The exercise ▸ In the data that follows, count every line holding the string "vuông" and give the count alone.

Dataset extract ▸
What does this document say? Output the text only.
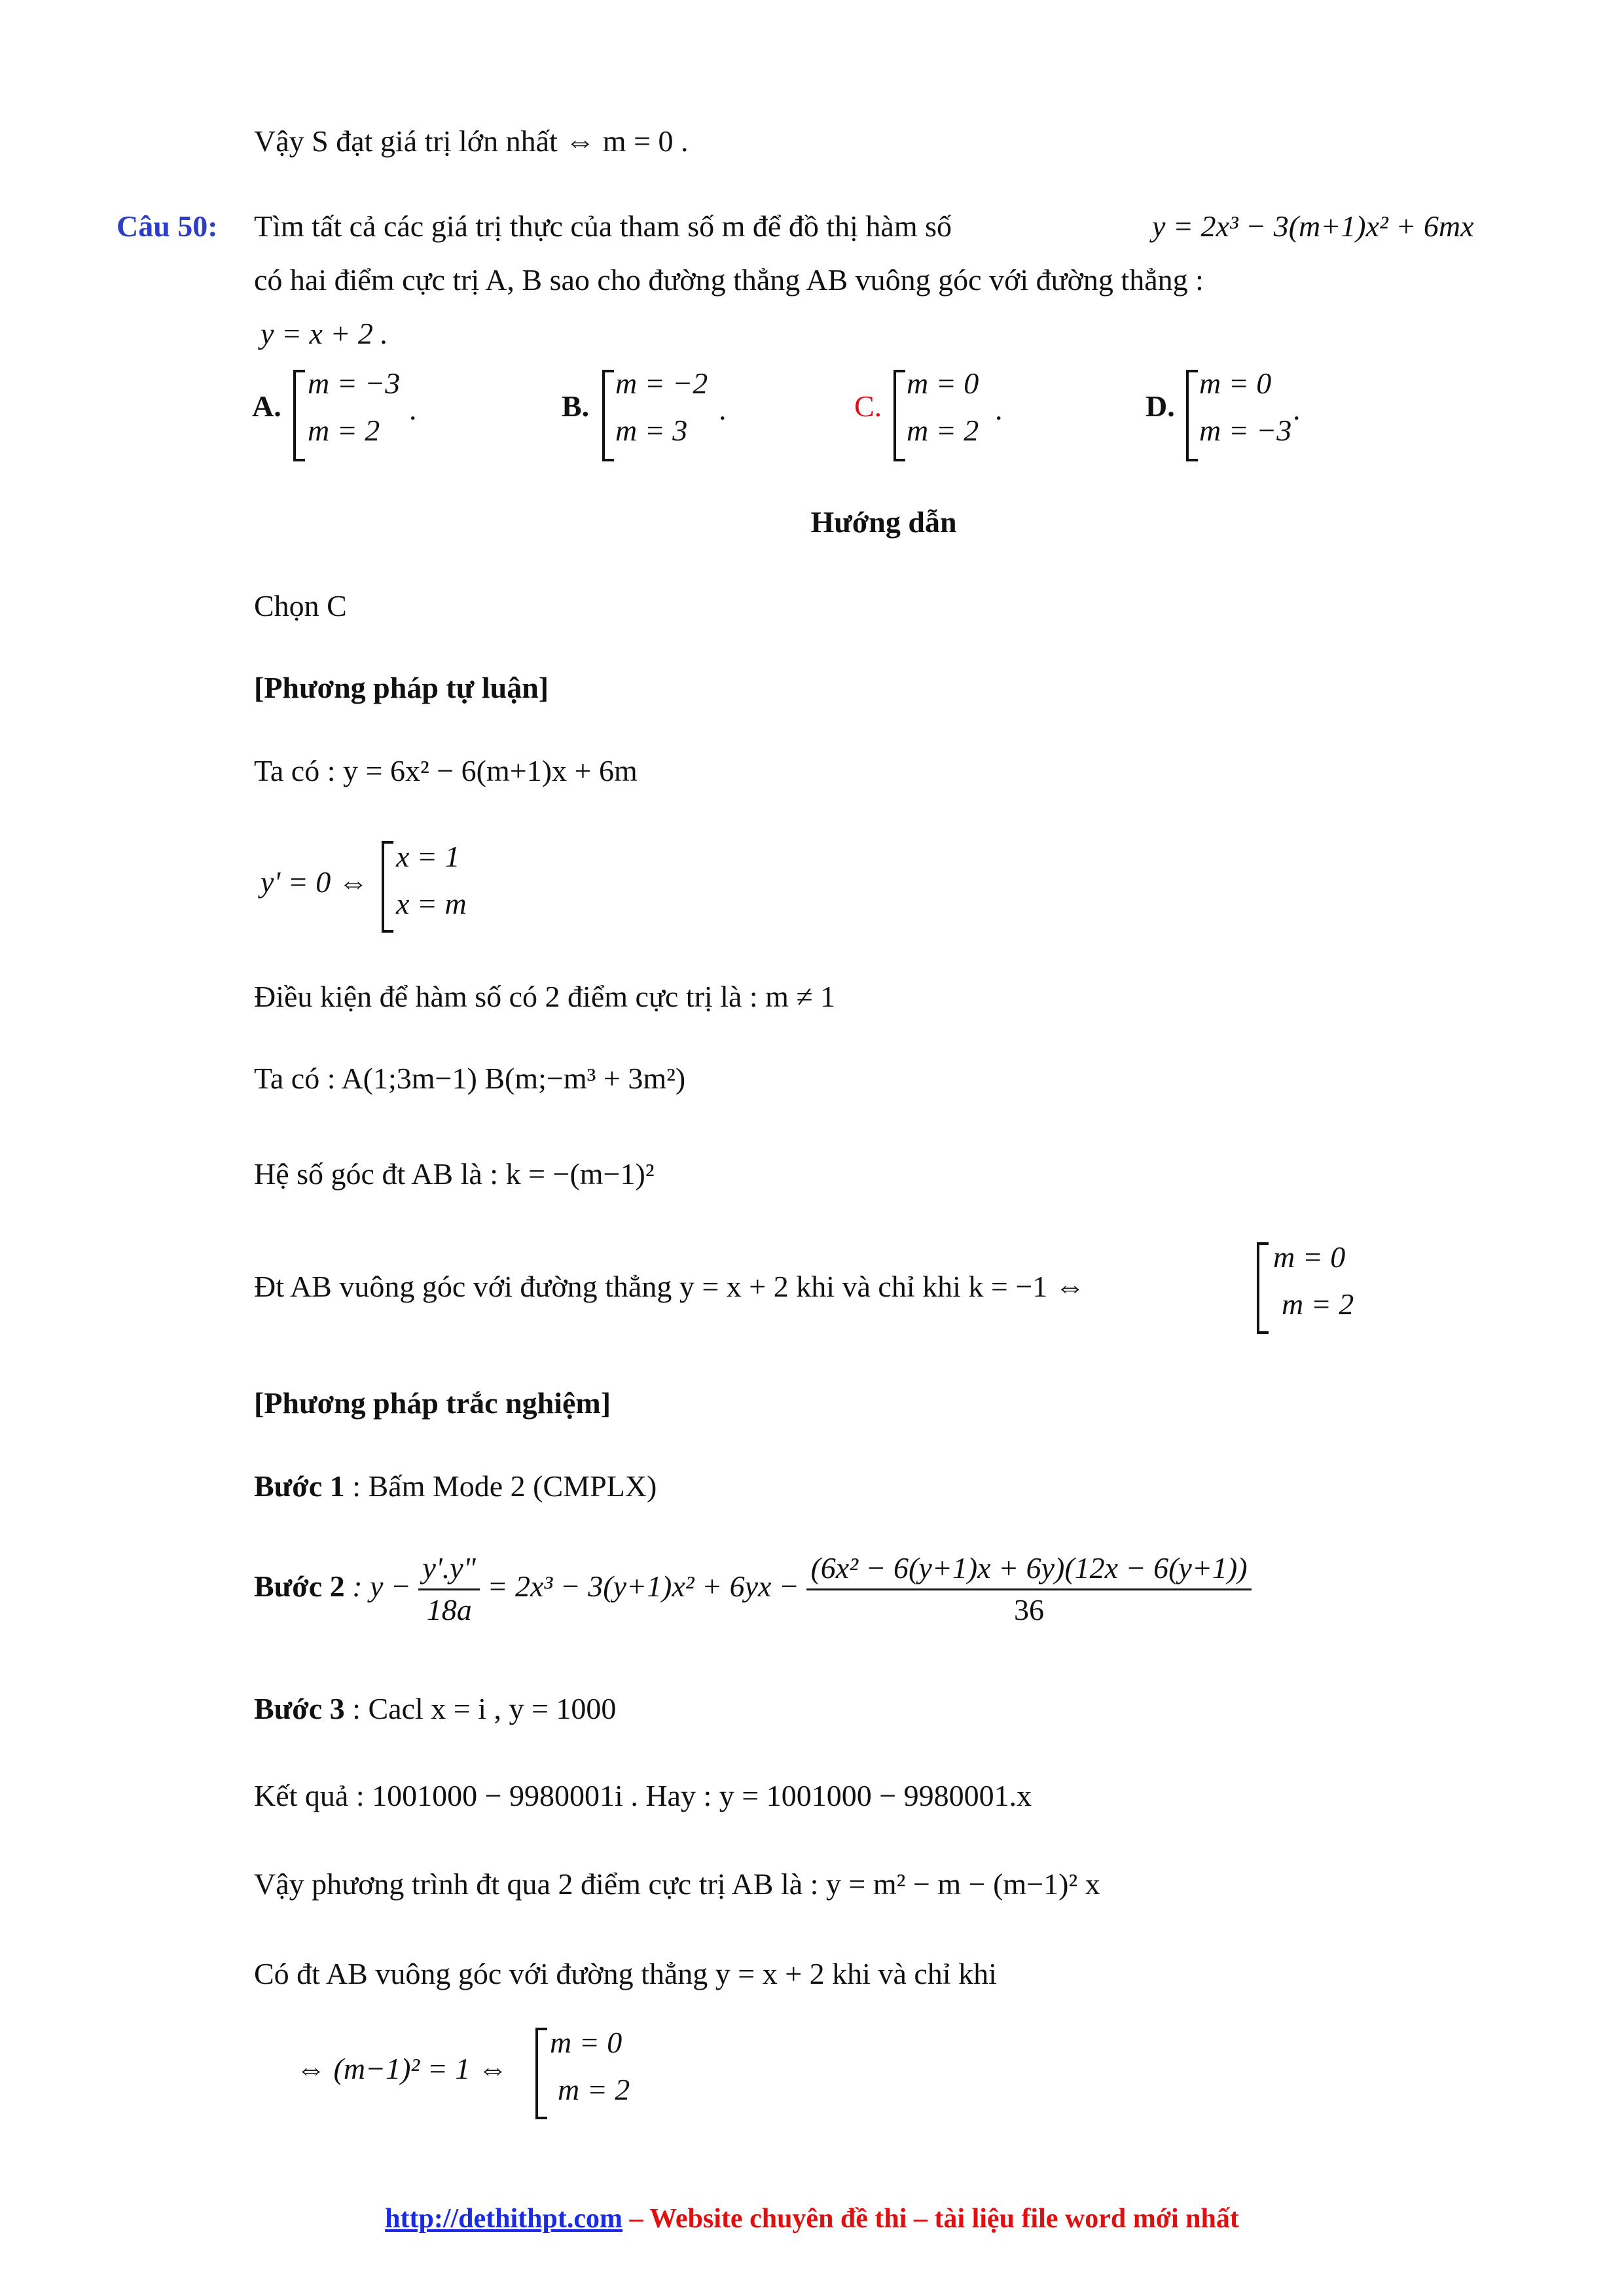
Vậy S đạt giá trị lớn nhất ⇔ m = 0 .
Câu 50: Tìm tất cả các giá trị thực của tham số m để đồ thị hàm số	y = 2x³ − 3(m+1)x² + 6mx
có hai điểm cực trị A, B sao cho đường thẳng AB vuông góc với đường thẳng :
y = x + 2 .
A.
m = −3
m = 2
.	B.
m = −2
m = 3
.	C.
m = 0
m = 2
.	D.
m = 0
m = −3
.
Hướng dẫn
Chọn C
[Phương pháp tự luận]
Ta có : y = 6x² − 6(m+1)x + 6m
y' = 0 ⇔
x = 1
x = m
Điều kiện để hàm số có 2 điểm cực trị là : m ≠ 1
Ta có : A(1;3m−1) B(m;−m³ + 3m²)
Hệ số góc đt AB là : k = −(m−1)²
Đt AB vuông góc với đường thẳng y = x + 2 khi và chỉ khi k = −1 ⇔
m = 0
m = 2
[Phương pháp trắc nghiệm]
Bước 1 : Bấm Mode 2 (CMPLX)
Bước 2 : $y - \frac{y'.y"}{18a} = 2x^3 - 3(y+1)x^2 + 6yx - \frac{\text{(6x² − 6(y+1)x + 6y)(12x − 6(y+1))}}{36}$
Bước 3 : Cacl x = i , y = 1000
Kết quả : 1001000 − 9980001i . Hay : y = 1001000 − 9980001.x
Vậy phương trình đt qua 2 điểm cực trị AB là : y = m² − m − (m−1)² x
Có đt AB vuông góc với đường thẳng y = x + 2 khi và chỉ khi
⇔ (m−1)² = 1 ⇔
m = 0
m = 2
http://dethithpt.com – Website chuyên đề thi – tài liệu file word mới nhất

Task response ▸ 3